Collection entries
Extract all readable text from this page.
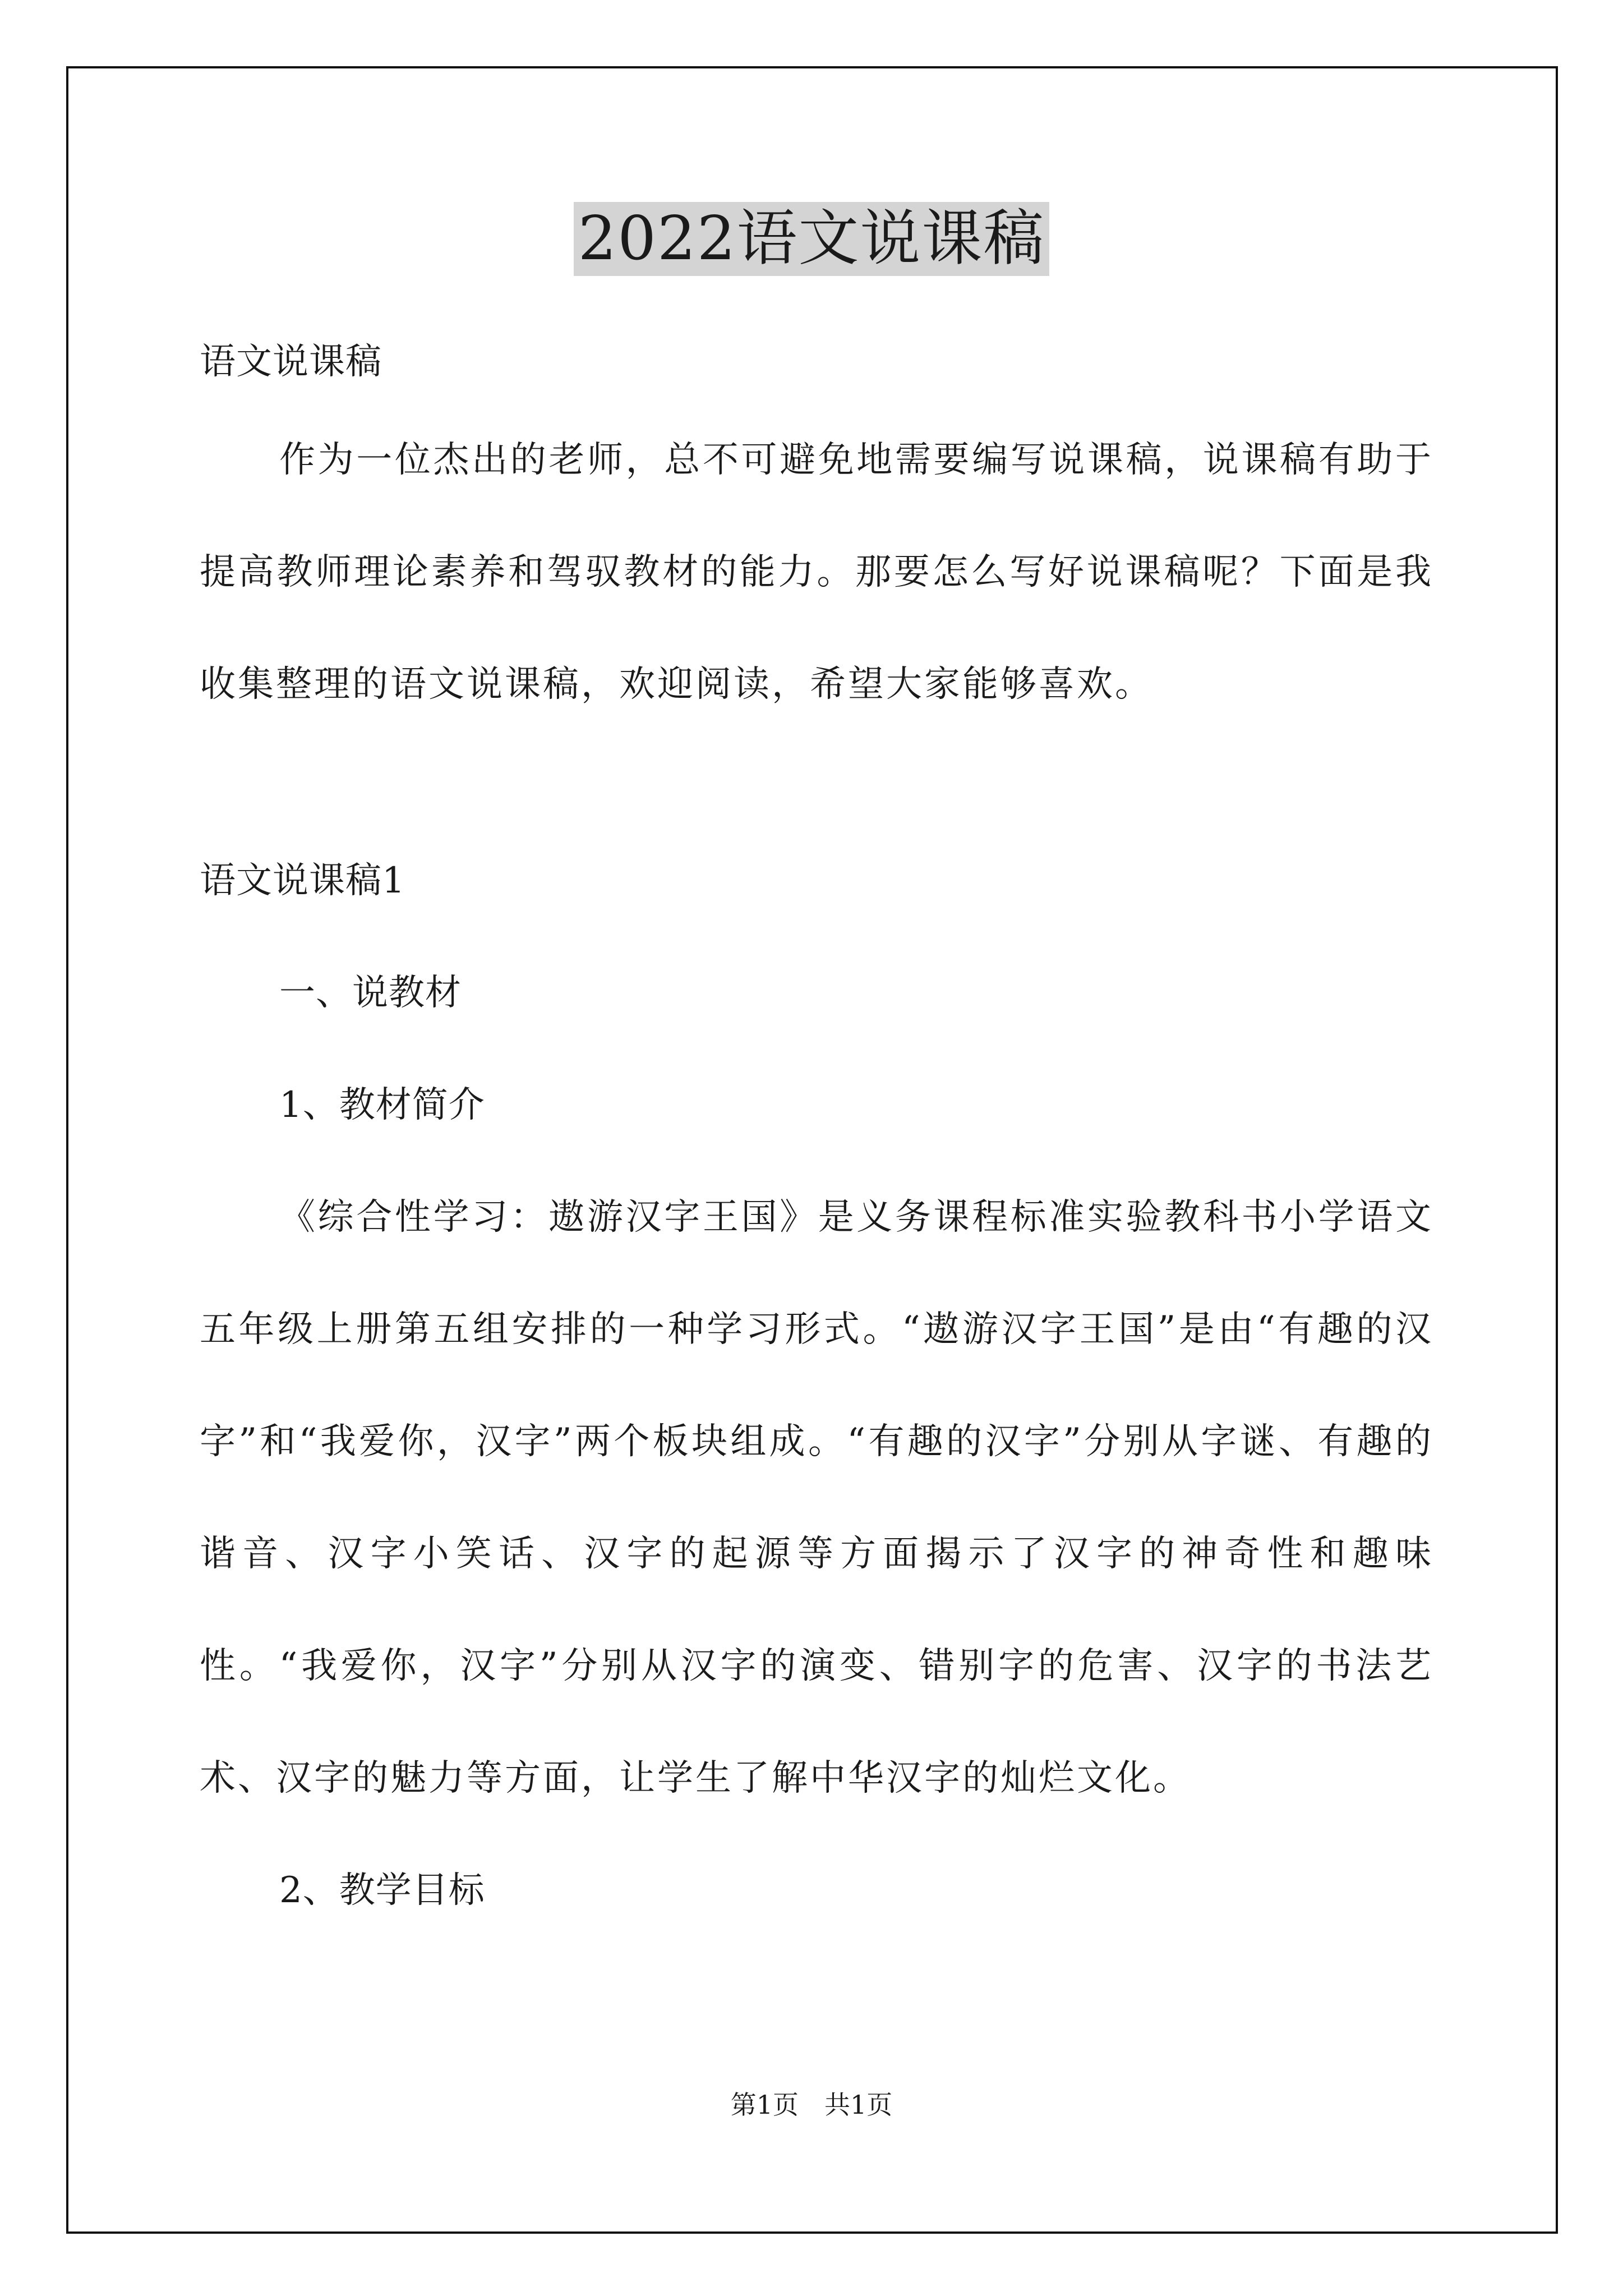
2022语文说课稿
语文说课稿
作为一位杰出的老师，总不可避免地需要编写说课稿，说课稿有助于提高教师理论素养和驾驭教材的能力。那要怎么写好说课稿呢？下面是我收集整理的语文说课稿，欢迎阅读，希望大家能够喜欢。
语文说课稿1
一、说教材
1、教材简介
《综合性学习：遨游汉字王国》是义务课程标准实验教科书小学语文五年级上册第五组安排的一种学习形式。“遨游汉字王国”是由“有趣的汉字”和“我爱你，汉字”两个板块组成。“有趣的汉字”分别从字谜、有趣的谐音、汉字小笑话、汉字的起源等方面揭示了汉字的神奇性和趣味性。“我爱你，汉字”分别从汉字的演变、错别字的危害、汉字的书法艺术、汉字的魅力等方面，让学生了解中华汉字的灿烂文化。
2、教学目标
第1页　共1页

Exercise requirements: Please write out all of the material above without changing a word, and omit any pictures.

Exercise output:
Extract all readable text from this page.
2022语文说课稿
语文说课稿
作为一位杰出的老师，总不可避免地需要编写说课稿，说课稿有助于提高教师理论素养和驾驭教材的能力。那要怎么写好说课稿呢？下面是我收集整理的语文说课稿，欢迎阅读，希望大家能够喜欢。
语文说课稿1
一、说教材
1、教材简介
《综合性学习：遨游汉字王国》是义务课程标准实验教科书小学语文五年级上册第五组安排的一种学习形式。“遨游汉字王国”是由“有趣的汉字”和“我爱你，汉字”两个板块组成。“有趣的汉字”分别从字谜、有趣的谐音、汉字小笑话、汉字的起源等方面揭示了汉字的神奇性和趣味性。“我爱你，汉字”分别从汉字的演变、错别字的危害、汉字的书法艺术、汉字的魅力等方面，让学生了解中华汉字的灿烂文化。
2、教学目标
第1页　共1页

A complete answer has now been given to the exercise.